__Task prompt__
Each record is to be transcribed exactly.

__Data section__
################

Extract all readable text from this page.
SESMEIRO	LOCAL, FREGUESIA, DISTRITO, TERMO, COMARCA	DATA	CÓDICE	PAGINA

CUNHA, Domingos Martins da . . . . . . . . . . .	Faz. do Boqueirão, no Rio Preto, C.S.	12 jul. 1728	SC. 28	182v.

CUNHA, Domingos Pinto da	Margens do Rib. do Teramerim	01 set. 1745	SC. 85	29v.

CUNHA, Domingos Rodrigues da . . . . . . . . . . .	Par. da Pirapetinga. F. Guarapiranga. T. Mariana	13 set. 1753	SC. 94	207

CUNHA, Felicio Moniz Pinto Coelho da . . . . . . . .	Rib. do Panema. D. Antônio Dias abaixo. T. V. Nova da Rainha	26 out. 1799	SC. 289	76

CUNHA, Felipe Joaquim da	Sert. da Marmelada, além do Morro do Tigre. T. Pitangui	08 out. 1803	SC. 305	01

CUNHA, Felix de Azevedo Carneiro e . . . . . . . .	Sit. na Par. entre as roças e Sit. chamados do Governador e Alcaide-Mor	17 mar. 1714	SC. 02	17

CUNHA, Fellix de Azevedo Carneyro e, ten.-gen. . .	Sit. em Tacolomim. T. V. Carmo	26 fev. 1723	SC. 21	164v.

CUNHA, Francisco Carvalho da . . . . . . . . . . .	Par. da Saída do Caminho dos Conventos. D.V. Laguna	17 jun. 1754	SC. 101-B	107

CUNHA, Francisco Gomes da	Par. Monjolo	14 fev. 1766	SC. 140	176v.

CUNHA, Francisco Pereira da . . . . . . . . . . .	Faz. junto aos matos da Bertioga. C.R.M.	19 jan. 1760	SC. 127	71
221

################

__Answer to the task__
Extract all readable text from this page.
SESMEIRO	LOCAL, FREGUESIA, DISTRITO, TERMO, COMARCA	DATA	CÓDICE	PAGINA

CUNHA, Domingos Martins da . . . . . . . . . . .	Faz. do Boqueirão, no Rio Preto, C.S.	12 jul. 1728	SC. 28	182v.

CUNHA, Domingos Pinto da	Margens do Rib. do Teramerim	01 set. 1745	SC. 85	29v.

CUNHA, Domingos Rodrigues da . . . . . . . . . . .	Par. da Pirapetinga. F. Guarapiranga. T. Mariana	13 set. 1753	SC. 94	207

CUNHA, Felicio Moniz Pinto Coelho da . . . . . . . .	Rib. do Panema. D. Antônio Dias abaixo. T. V. Nova da Rainha	26 out. 1799	SC. 289	76

CUNHA, Felipe Joaquim da	Sert. da Marmelada, além do Morro do Tigre. T. Pitangui	08 out. 1803	SC. 305	01

CUNHA, Felix de Azevedo Carneiro e . . . . . . . .	Sit. na Par. entre as roças e Sit. chamados do Governador e Alcaide-Mor	17 mar. 1714	SC. 02	17

CUNHA, Fellix de Azevedo Carneyro e, ten.-gen. . .	Sit. em Tacolomim. T. V. Carmo	26 fev. 1723	SC. 21	164v.

CUNHA, Francisco Carvalho da . . . . . . . . . . .	Par. da Saída do Caminho dos Conventos. D.V. Laguna	17 jun. 1754	SC. 101-B	107

CUNHA, Francisco Gomes da	Par. Monjolo	14 fev. 1766	SC. 140	176v.

CUNHA, Francisco Pereira da . . . . . . . . . . .	Faz. junto aos matos da Bertioga. C.R.M.	19 jan. 1760	SC. 127	71
221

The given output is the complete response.